### [What the exercise asks]
Copy whichever lines contain the string "рекреационной".

>> BEGIN Input rows

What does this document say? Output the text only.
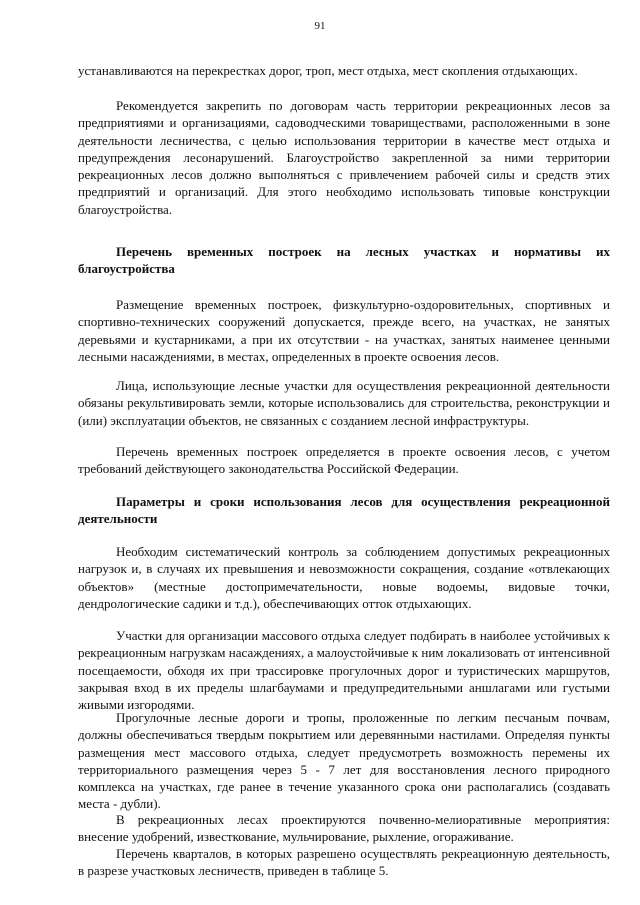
91

устанавливаются на перекрестках дорог, троп, мест отдыха, мест скопления отдыхающих.

Рекомендуется закрепить по договорам часть территории рекреационных лесов за предприятиями и организациями, садоводческими товариществами, расположенными в зоне деятельности лесничества, с целью использования территории в качестве мест отдыха и предупреждения лесонарушений. Благоустройство закрепленной за ними территории рекреационных лесов должно выполняться с привлечением рабочей силы и средств этих предприятий и организаций. Для этого необходимо использовать типовые конструкции благоустройства.

Перечень временных построек на лесных участках и нормативы их благоустройства

Размещение временных построек, физкультурно-оздоровительных, спортивных и спортивно-технических сооружений допускается, прежде всего, на участках, не занятых деревьями и кустарниками, а при их отсутствии - на участках, занятых наименее ценными лесными насаждениями, в местах, определенных в проекте освоения лесов.

Лица, использующие лесные участки для осуществления рекреационной деятельности обязаны рекультивировать земли, которые использовались для строительства, реконструкции и (или) эксплуатации объектов, не связанных с созданием лесной инфраструктуры.

Перечень временных построек определяется в проекте освоения лесов, с учетом требований действующего законодательства Российской Федерации.

Параметры и сроки использования лесов для осуществления рекреационной деятельности

Необходим систематический контроль за соблюдением допустимых рекреационных нагрузок и, в случаях их превышения и невозможности сокращения, создание «отвлекающих объектов» (местные достопримечательности, новые водоемы, видовые точки, дендрологические садики и т.д.), обеспечивающих отток отдыхающих.

Участки для организации массового отдыха следует подбирать в наиболее устойчивых к рекреационным нагрузкам насаждениях, а малоустойчивые к ним локализовать от интенсивной посещаемости, обходя их при трассировке прогулочных дорог и туристических маршрутов, закрывая вход в их пределы шлагбаумами и предупредительными аншлагами или густыми живыми изгородями.

Прогулочные лесные дороги и тропы, проложенные по легким песчаным почвам, должны обеспечиваться твердым покрытием или деревянными настилами. Определяя пункты размещения мест массового отдыха, следует предусмотреть возможность перемены их территориального размещения через 5 - 7 лет для восстановления лесного природного комплекса на участках, где ранее в течение указанного срока они располагались (создавать места - дубли).

В рекреационных лесах проектируются почвенно-мелиоративные мероприятия: внесение удобрений, известкование, мульчирование, рыхление, огораживание.

Перечень кварталов, в которых разрешено осуществлять рекреационную деятельность, в разрезе участковых лесничеств, приведен в таблице 5.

>> END Input rows

### [Answer to the exercise]
Лица, использующие лесные участки для осуществления рекреационной деятельности обязаны рекультивировать земли, которые использовались для строительства, реконструкции и (или) эксплуатации объектов, не связанных с созданием лесной инфраструктуры.
Параметры и сроки использования лесов для осуществления рекреационной деятельности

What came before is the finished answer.